Check every line of the entries that follow, and copy the ones containing "name".

★ ★ ★ ★ ★ ★ ★

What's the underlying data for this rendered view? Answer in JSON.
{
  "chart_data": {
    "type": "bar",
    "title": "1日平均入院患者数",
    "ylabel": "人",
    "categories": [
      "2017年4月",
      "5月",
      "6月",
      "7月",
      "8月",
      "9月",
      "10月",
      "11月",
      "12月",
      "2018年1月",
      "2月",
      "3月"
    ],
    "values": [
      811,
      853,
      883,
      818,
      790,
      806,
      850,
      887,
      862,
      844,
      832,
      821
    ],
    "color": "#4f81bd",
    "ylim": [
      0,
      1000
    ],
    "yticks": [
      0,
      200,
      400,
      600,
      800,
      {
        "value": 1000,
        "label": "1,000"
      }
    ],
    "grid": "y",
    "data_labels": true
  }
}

★ ★ ★ ★ ★ ★ ★

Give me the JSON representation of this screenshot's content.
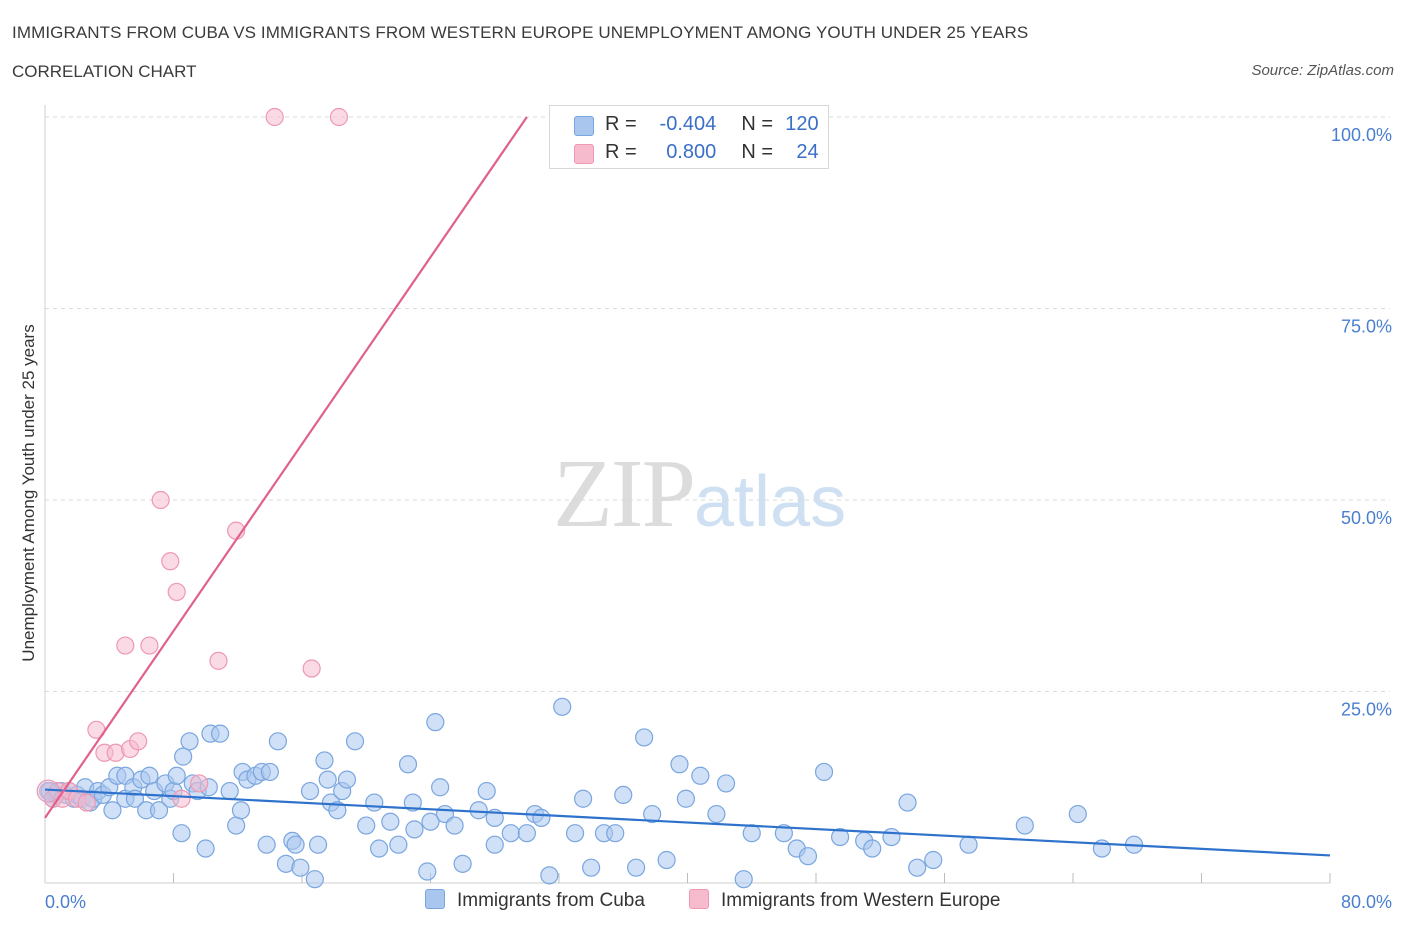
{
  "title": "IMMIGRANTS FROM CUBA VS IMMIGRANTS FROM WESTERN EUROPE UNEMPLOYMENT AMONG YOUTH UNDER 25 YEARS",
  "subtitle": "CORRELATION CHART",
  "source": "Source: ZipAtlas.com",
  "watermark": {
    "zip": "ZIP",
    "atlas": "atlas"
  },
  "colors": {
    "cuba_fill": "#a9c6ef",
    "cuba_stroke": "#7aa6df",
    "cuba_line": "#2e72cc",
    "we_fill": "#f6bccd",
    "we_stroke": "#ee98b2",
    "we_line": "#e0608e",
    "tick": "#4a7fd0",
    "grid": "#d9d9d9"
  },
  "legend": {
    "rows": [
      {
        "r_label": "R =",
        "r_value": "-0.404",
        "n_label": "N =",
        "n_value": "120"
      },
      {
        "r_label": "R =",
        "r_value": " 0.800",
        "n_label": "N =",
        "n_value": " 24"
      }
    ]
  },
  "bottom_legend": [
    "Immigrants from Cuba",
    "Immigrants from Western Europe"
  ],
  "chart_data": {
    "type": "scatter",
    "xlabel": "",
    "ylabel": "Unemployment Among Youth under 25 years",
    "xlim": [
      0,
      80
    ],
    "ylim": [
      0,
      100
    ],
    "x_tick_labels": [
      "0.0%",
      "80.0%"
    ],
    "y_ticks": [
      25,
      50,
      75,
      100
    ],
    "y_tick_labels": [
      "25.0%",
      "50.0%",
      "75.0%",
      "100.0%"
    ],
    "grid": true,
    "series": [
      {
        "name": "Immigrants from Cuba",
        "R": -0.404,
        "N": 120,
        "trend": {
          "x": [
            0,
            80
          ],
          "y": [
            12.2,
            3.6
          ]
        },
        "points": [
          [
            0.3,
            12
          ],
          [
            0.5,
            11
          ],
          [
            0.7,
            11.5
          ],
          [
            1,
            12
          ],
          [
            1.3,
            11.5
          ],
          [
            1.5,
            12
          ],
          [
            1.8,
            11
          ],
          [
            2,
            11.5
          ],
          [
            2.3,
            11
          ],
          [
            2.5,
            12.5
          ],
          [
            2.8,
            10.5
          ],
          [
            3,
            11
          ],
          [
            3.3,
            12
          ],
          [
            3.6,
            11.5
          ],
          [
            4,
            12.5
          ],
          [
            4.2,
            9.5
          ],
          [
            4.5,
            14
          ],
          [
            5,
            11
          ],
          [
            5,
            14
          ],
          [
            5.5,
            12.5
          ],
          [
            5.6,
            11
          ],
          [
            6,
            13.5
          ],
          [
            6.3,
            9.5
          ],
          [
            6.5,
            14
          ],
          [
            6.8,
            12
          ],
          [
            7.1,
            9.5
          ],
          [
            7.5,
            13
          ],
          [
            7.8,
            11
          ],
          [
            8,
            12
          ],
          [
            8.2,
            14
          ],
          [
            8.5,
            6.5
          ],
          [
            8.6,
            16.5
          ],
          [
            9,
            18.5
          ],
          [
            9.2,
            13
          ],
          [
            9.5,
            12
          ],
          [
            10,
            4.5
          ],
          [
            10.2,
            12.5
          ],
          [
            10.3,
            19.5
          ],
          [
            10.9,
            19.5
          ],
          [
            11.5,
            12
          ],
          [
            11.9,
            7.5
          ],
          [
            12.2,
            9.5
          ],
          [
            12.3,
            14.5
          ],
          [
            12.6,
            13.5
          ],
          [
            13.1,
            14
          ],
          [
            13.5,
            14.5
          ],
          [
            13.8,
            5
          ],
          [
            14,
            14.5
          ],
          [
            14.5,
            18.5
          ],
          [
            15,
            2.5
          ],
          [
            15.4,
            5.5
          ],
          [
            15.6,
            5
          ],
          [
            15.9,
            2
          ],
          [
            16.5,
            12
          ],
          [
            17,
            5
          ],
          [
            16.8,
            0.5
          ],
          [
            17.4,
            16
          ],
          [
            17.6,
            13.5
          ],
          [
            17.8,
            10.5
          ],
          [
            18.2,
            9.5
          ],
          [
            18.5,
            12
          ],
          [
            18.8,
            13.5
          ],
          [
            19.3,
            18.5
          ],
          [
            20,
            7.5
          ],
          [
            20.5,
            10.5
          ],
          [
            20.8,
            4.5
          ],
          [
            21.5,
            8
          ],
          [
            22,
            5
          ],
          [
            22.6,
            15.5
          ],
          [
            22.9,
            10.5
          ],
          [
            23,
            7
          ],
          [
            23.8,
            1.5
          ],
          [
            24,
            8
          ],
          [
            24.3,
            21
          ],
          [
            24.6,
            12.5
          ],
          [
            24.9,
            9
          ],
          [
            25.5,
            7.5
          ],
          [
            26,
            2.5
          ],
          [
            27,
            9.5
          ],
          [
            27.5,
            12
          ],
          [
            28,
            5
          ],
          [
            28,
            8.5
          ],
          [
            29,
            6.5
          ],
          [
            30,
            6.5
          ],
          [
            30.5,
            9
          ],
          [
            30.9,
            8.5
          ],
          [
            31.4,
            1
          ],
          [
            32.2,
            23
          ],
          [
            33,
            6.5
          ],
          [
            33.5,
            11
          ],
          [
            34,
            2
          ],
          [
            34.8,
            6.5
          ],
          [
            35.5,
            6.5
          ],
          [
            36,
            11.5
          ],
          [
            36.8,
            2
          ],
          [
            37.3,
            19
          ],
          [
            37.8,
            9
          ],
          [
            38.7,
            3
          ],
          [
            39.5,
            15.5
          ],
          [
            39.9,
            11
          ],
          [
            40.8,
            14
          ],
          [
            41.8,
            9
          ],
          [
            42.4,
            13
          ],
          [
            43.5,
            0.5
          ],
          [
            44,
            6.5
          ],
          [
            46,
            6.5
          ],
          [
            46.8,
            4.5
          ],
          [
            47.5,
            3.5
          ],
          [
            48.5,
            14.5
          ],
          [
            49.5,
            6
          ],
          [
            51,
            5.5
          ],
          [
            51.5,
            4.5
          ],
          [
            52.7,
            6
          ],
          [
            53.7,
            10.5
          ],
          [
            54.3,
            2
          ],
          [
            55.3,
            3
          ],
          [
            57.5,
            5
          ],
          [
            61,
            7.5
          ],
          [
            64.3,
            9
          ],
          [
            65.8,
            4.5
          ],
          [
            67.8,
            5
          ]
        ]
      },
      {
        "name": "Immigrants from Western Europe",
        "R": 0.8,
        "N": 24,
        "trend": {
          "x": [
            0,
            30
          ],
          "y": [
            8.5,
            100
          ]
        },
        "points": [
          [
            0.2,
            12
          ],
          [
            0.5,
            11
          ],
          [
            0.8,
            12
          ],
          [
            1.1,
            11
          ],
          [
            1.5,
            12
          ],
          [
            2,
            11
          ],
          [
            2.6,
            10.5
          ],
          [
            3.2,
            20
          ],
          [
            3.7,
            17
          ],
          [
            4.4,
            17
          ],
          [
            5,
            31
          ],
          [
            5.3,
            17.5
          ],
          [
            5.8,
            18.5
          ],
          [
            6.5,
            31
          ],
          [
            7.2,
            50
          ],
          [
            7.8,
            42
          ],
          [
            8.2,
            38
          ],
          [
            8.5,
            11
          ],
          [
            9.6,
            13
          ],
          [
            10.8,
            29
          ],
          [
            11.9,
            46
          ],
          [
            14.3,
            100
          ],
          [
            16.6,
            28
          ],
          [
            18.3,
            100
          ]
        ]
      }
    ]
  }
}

★ ★ ★ ★ ★ ★ ★

Completed exercise:
        "name": "Immigrants from Cuba",
        "name": "Immigrants from Western Europe",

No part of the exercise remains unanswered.